Directions:
Leave out the pictures and repeat the data exactly.
--- START OF Excerpted records ---
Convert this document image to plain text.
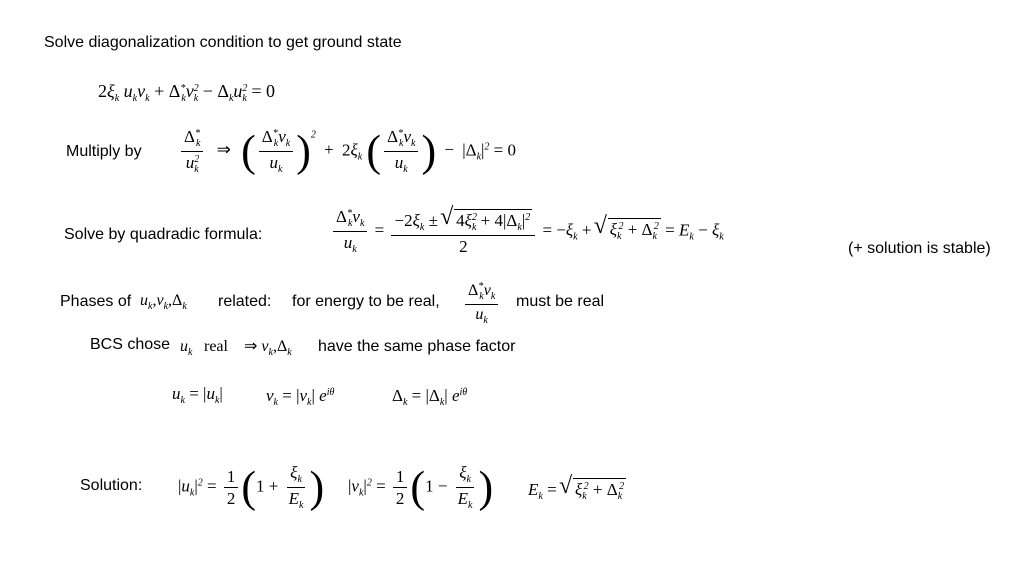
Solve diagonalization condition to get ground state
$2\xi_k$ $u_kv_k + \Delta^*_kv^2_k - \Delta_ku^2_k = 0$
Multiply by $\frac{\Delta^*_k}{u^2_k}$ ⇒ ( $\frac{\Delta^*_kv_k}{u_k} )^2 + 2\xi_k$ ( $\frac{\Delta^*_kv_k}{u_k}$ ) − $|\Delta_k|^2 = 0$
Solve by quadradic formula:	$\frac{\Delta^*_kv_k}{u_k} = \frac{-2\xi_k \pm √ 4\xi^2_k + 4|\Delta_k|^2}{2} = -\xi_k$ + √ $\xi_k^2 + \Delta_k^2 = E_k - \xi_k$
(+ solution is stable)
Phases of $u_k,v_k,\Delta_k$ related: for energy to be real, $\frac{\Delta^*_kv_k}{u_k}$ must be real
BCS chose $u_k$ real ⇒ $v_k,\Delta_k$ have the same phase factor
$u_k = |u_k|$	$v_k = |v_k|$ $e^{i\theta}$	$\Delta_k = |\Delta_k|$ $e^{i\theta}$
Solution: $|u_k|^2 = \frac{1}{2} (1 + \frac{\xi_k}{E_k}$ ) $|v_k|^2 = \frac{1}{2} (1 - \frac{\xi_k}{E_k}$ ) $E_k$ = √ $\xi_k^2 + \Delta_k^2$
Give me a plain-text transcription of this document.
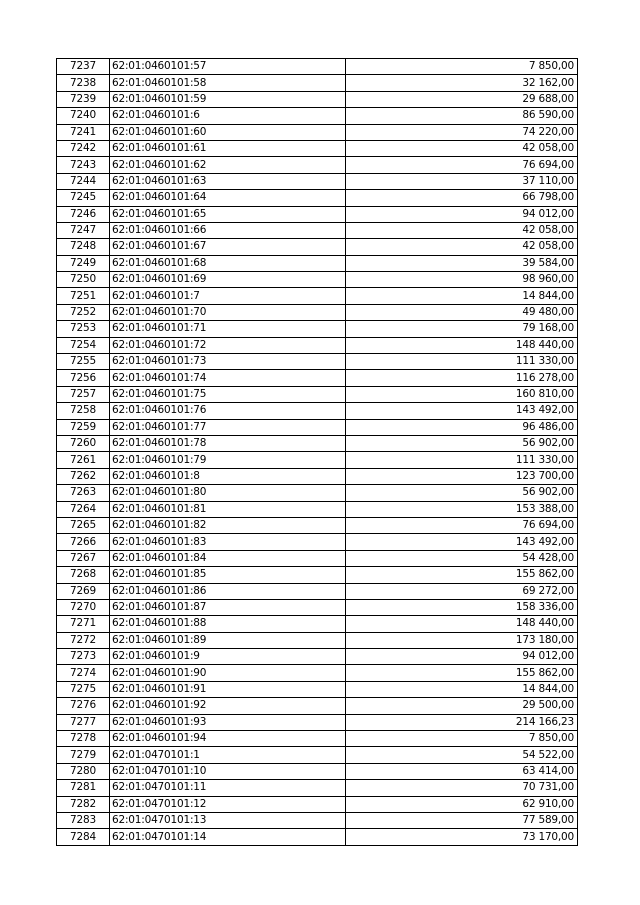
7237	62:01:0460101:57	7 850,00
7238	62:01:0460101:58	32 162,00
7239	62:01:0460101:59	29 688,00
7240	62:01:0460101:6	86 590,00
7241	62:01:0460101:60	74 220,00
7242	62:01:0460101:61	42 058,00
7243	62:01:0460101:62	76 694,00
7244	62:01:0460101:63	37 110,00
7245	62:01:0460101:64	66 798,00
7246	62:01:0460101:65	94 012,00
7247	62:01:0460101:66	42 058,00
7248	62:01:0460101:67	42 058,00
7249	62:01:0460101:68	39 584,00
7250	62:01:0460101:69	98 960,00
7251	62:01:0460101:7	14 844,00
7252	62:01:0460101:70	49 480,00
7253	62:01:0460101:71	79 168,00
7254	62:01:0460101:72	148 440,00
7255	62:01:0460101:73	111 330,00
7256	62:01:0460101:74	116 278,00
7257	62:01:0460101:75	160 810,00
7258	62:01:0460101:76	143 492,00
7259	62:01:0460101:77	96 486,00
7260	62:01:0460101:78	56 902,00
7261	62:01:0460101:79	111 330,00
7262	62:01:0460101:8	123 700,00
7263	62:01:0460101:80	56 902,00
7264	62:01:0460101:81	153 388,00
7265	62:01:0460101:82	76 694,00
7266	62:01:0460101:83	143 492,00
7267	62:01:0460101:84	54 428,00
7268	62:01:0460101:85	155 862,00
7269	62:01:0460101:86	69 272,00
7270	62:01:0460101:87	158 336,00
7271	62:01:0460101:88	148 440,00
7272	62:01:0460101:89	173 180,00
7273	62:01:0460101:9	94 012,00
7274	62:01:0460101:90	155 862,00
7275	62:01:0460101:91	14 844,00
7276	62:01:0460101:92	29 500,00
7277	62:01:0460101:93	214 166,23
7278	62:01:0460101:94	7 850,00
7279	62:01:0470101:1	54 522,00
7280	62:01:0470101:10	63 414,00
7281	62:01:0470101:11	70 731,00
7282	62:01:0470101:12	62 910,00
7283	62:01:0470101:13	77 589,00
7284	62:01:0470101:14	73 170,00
--- END OF Excerpted records ---
Result:
Convert this document image to plain text.
Solve diagonalization condition to get ground state
$2\xi_k$ $u_kv_k + \Delta^*_kv^2_k - \Delta_ku^2_k = 0$
Multiply by $\frac{\Delta^*_k}{u^2_k}$ ⇒ ( $\frac{\Delta^*_kv_k}{u_k} )^2 + 2\xi_k$ ( $\frac{\Delta^*_kv_k}{u_k}$ ) − $|\Delta_k|^2 = 0$
Solve by quadradic formula:	$\frac{\Delta^*_kv_k}{u_k} = \frac{-2\xi_k \pm √ 4\xi^2_k + 4|\Delta_k|^2}{2} = -\xi_k$ + √ $\xi_k^2 + \Delta_k^2 = E_k - \xi_k$
(+ solution is stable)
Phases of $u_k,v_k,\Delta_k$ related: for energy to be real, $\frac{\Delta^*_kv_k}{u_k}$ must be real
BCS chose $u_k$ real ⇒ $v_k,\Delta_k$ have the same phase factor
$u_k = |u_k|$	$v_k = |v_k|$ $e^{i\theta}$	$\Delta_k = |\Delta_k|$ $e^{i\theta}$
Solution: $|u_k|^2 = \frac{1}{2} (1 + \frac{\xi_k}{E_k}$ ) $|v_k|^2 = \frac{1}{2} (1 - \frac{\xi_k}{E_k}$ ) $E_k$ = √ $\xi_k^2 + \Delta_k^2$
Give me a plain-text transcription of this document.
7237	62:01:0460101:57	7 850,00
7238	62:01:0460101:58	32 162,00
7239	62:01:0460101:59	29 688,00
7240	62:01:0460101:6	86 590,00
7241	62:01:0460101:60	74 220,00
7242	62:01:0460101:61	42 058,00
7243	62:01:0460101:62	76 694,00
7244	62:01:0460101:63	37 110,00
7245	62:01:0460101:64	66 798,00
7246	62:01:0460101:65	94 012,00
7247	62:01:0460101:66	42 058,00
7248	62:01:0460101:67	42 058,00
7249	62:01:0460101:68	39 584,00
7250	62:01:0460101:69	98 960,00
7251	62:01:0460101:7	14 844,00
7252	62:01:0460101:70	49 480,00
7253	62:01:0460101:71	79 168,00
7254	62:01:0460101:72	148 440,00
7255	62:01:0460101:73	111 330,00
7256	62:01:0460101:74	116 278,00
7257	62:01:0460101:75	160 810,00
7258	62:01:0460101:76	143 492,00
7259	62:01:0460101:77	96 486,00
7260	62:01:0460101:78	56 902,00
7261	62:01:0460101:79	111 330,00
7262	62:01:0460101:8	123 700,00
7263	62:01:0460101:80	56 902,00
7264	62:01:0460101:81	153 388,00
7265	62:01:0460101:82	76 694,00
7266	62:01:0460101:83	143 492,00
7267	62:01:0460101:84	54 428,00
7268	62:01:0460101:85	155 862,00
7269	62:01:0460101:86	69 272,00
7270	62:01:0460101:87	158 336,00
7271	62:01:0460101:88	148 440,00
7272	62:01:0460101:89	173 180,00
7273	62:01:0460101:9	94 012,00
7274	62:01:0460101:90	155 862,00
7275	62:01:0460101:91	14 844,00
7276	62:01:0460101:92	29 500,00
7277	62:01:0460101:93	214 166,23
7278	62:01:0460101:94	7 850,00
7279	62:01:0470101:1	54 522,00
7280	62:01:0470101:10	63 414,00
7281	62:01:0470101:11	70 731,00
7282	62:01:0470101:12	62 910,00
7283	62:01:0470101:13	77 589,00
7284	62:01:0470101:14	73 170,00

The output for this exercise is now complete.